*Supplied entries:*
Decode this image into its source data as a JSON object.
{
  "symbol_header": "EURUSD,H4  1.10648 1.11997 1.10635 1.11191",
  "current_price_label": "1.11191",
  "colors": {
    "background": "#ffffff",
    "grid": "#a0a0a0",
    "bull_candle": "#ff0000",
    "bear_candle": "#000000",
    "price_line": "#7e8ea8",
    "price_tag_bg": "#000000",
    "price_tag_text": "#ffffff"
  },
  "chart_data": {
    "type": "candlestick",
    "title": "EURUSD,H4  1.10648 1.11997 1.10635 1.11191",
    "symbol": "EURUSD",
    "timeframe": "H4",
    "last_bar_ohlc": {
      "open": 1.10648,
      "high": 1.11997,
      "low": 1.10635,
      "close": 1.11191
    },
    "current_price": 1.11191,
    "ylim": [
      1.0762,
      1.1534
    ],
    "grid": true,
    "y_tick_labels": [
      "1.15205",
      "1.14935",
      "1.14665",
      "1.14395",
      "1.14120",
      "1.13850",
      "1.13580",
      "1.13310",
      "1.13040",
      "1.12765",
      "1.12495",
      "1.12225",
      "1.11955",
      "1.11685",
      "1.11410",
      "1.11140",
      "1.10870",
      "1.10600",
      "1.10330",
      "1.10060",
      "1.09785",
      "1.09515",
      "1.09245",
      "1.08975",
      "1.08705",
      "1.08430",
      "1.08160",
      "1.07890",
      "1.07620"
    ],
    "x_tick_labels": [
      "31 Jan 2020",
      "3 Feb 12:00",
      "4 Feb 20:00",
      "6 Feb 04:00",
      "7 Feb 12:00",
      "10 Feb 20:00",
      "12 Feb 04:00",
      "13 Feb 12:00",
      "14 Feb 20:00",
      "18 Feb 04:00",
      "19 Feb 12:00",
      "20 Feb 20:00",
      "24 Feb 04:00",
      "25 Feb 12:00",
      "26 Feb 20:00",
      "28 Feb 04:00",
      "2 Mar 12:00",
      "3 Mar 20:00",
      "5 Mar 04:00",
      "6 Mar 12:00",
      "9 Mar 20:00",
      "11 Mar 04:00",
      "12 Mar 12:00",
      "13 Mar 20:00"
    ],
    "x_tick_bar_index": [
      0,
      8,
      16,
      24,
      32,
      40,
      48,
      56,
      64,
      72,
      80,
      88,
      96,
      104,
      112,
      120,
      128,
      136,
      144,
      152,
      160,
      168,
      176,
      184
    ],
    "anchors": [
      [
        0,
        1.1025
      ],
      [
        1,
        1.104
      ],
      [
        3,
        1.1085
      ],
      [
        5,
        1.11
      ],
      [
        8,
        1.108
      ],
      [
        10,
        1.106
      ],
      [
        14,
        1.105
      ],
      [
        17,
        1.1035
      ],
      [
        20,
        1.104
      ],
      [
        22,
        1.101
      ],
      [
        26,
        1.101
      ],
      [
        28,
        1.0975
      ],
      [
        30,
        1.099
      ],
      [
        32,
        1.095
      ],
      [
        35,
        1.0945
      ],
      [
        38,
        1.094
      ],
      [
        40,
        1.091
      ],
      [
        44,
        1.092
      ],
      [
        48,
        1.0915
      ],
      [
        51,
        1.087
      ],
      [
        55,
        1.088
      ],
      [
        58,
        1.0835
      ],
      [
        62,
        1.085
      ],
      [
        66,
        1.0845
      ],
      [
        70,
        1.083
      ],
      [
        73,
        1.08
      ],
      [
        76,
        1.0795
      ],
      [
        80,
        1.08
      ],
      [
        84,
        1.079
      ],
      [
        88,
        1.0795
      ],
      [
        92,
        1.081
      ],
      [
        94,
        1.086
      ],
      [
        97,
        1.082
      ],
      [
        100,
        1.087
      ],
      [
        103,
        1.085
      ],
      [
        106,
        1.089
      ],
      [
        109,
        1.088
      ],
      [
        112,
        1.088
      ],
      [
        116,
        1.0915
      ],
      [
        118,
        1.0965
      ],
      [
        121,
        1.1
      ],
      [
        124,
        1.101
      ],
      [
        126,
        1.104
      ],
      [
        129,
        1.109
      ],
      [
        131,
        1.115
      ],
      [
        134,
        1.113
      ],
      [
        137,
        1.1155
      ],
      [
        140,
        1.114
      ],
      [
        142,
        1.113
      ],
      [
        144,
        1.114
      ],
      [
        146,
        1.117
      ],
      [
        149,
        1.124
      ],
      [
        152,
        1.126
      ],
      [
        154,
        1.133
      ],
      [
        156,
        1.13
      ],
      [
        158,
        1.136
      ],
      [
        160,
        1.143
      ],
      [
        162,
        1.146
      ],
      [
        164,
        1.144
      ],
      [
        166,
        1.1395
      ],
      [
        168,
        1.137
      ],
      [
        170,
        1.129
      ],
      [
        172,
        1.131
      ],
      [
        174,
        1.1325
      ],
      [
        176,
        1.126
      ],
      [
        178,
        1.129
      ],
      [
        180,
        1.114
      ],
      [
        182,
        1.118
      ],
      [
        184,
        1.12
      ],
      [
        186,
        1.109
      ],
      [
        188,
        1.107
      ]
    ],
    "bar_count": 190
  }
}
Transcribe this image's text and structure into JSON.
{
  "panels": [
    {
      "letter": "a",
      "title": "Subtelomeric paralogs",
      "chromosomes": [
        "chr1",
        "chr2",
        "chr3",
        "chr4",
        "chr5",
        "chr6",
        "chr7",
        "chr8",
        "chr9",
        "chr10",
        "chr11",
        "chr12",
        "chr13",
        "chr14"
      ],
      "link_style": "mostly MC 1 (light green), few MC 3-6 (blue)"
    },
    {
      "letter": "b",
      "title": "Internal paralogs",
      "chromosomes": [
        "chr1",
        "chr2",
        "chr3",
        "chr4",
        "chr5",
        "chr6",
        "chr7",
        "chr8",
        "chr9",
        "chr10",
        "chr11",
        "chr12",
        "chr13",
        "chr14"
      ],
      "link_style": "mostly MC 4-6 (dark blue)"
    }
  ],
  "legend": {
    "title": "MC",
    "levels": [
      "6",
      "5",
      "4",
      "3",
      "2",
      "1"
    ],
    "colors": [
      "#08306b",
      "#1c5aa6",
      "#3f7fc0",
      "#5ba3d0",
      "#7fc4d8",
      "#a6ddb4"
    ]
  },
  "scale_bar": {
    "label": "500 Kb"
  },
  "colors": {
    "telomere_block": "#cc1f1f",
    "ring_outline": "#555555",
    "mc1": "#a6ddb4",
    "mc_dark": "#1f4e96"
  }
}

*What you need to do:* Transcribe every entry exactly, omitting nothing.

*Result:*
Decode this image into its source data as a JSON object.
{
  "symbol_header": "EURUSD,H4  1.10648 1.11997 1.10635 1.11191",
  "current_price_label": "1.11191",
  "colors": {
    "background": "#ffffff",
    "grid": "#a0a0a0",
    "bull_candle": "#ff0000",
    "bear_candle": "#000000",
    "price_line": "#7e8ea8",
    "price_tag_bg": "#000000",
    "price_tag_text": "#ffffff"
  },
  "chart_data": {
    "type": "candlestick",
    "title": "EURUSD,H4  1.10648 1.11997 1.10635 1.11191",
    "symbol": "EURUSD",
    "timeframe": "H4",
    "last_bar_ohlc": {
      "open": 1.10648,
      "high": 1.11997,
      "low": 1.10635,
      "close": 1.11191
    },
    "current_price": 1.11191,
    "ylim": [
      1.0762,
      1.1534
    ],
    "grid": true,
    "y_tick_labels": [
      "1.15205",
      "1.14935",
      "1.14665",
      "1.14395",
      "1.14120",
      "1.13850",
      "1.13580",
      "1.13310",
      "1.13040",
      "1.12765",
      "1.12495",
      "1.12225",
      "1.11955",
      "1.11685",
      "1.11410",
      "1.11140",
      "1.10870",
      "1.10600",
      "1.10330",
      "1.10060",
      "1.09785",
      "1.09515",
      "1.09245",
      "1.08975",
      "1.08705",
      "1.08430",
      "1.08160",
      "1.07890",
      "1.07620"
    ],
    "x_tick_labels": [
      "31 Jan 2020",
      "3 Feb 12:00",
      "4 Feb 20:00",
      "6 Feb 04:00",
      "7 Feb 12:00",
      "10 Feb 20:00",
      "12 Feb 04:00",
      "13 Feb 12:00",
      "14 Feb 20:00",
      "18 Feb 04:00",
      "19 Feb 12:00",
      "20 Feb 20:00",
      "24 Feb 04:00",
      "25 Feb 12:00",
      "26 Feb 20:00",
      "28 Feb 04:00",
      "2 Mar 12:00",
      "3 Mar 20:00",
      "5 Mar 04:00",
      "6 Mar 12:00",
      "9 Mar 20:00",
      "11 Mar 04:00",
      "12 Mar 12:00",
      "13 Mar 20:00"
    ],
    "x_tick_bar_index": [
      0,
      8,
      16,
      24,
      32,
      40,
      48,
      56,
      64,
      72,
      80,
      88,
      96,
      104,
      112,
      120,
      128,
      136,
      144,
      152,
      160,
      168,
      176,
      184
    ],
    "anchors": [
      [
        0,
        1.1025
      ],
      [
        1,
        1.104
      ],
      [
        3,
        1.1085
      ],
      [
        5,
        1.11
      ],
      [
        8,
        1.108
      ],
      [
        10,
        1.106
      ],
      [
        14,
        1.105
      ],
      [
        17,
        1.1035
      ],
      [
        20,
        1.104
      ],
      [
        22,
        1.101
      ],
      [
        26,
        1.101
      ],
      [
        28,
        1.0975
      ],
      [
        30,
        1.099
      ],
      [
        32,
        1.095
      ],
      [
        35,
        1.0945
      ],
      [
        38,
        1.094
      ],
      [
        40,
        1.091
      ],
      [
        44,
        1.092
      ],
      [
        48,
        1.0915
      ],
      [
        51,
        1.087
      ],
      [
        55,
        1.088
      ],
      [
        58,
        1.0835
      ],
      [
        62,
        1.085
      ],
      [
        66,
        1.0845
      ],
      [
        70,
        1.083
      ],
      [
        73,
        1.08
      ],
      [
        76,
        1.0795
      ],
      [
        80,
        1.08
      ],
      [
        84,
        1.079
      ],
      [
        88,
        1.0795
      ],
      [
        92,
        1.081
      ],
      [
        94,
        1.086
      ],
      [
        97,
        1.082
      ],
      [
        100,
        1.087
      ],
      [
        103,
        1.085
      ],
      [
        106,
        1.089
      ],
      [
        109,
        1.088
      ],
      [
        112,
        1.088
      ],
      [
        116,
        1.0915
      ],
      [
        118,
        1.0965
      ],
      [
        121,
        1.1
      ],
      [
        124,
        1.101
      ],
      [
        126,
        1.104
      ],
      [
        129,
        1.109
      ],
      [
        131,
        1.115
      ],
      [
        134,
        1.113
      ],
      [
        137,
        1.1155
      ],
      [
        140,
        1.114
      ],
      [
        142,
        1.113
      ],
      [
        144,
        1.114
      ],
      [
        146,
        1.117
      ],
      [
        149,
        1.124
      ],
      [
        152,
        1.126
      ],
      [
        154,
        1.133
      ],
      [
        156,
        1.13
      ],
      [
        158,
        1.136
      ],
      [
        160,
        1.143
      ],
      [
        162,
        1.146
      ],
      [
        164,
        1.144
      ],
      [
        166,
        1.1395
      ],
      [
        168,
        1.137
      ],
      [
        170,
        1.129
      ],
      [
        172,
        1.131
      ],
      [
        174,
        1.1325
      ],
      [
        176,
        1.126
      ],
      [
        178,
        1.129
      ],
      [
        180,
        1.114
      ],
      [
        182,
        1.118
      ],
      [
        184,
        1.12
      ],
      [
        186,
        1.109
      ],
      [
        188,
        1.107
      ]
    ],
    "bar_count": 190
  }
}
Transcribe this image's text and structure into JSON.
{
  "panels": [
    {
      "letter": "a",
      "title": "Subtelomeric paralogs",
      "chromosomes": [
        "chr1",
        "chr2",
        "chr3",
        "chr4",
        "chr5",
        "chr6",
        "chr7",
        "chr8",
        "chr9",
        "chr10",
        "chr11",
        "chr12",
        "chr13",
        "chr14"
      ],
      "link_style": "mostly MC 1 (light green), few MC 3-6 (blue)"
    },
    {
      "letter": "b",
      "title": "Internal paralogs",
      "chromosomes": [
        "chr1",
        "chr2",
        "chr3",
        "chr4",
        "chr5",
        "chr6",
        "chr7",
        "chr8",
        "chr9",
        "chr10",
        "chr11",
        "chr12",
        "chr13",
        "chr14"
      ],
      "link_style": "mostly MC 4-6 (dark blue)"
    }
  ],
  "legend": {
    "title": "MC",
    "levels": [
      "6",
      "5",
      "4",
      "3",
      "2",
      "1"
    ],
    "colors": [
      "#08306b",
      "#1c5aa6",
      "#3f7fc0",
      "#5ba3d0",
      "#7fc4d8",
      "#a6ddb4"
    ]
  },
  "scale_bar": {
    "label": "500 Kb"
  },
  "colors": {
    "telomere_block": "#cc1f1f",
    "ring_outline": "#555555",
    "mc1": "#a6ddb4",
    "mc_dark": "#1f4e96"
  }
}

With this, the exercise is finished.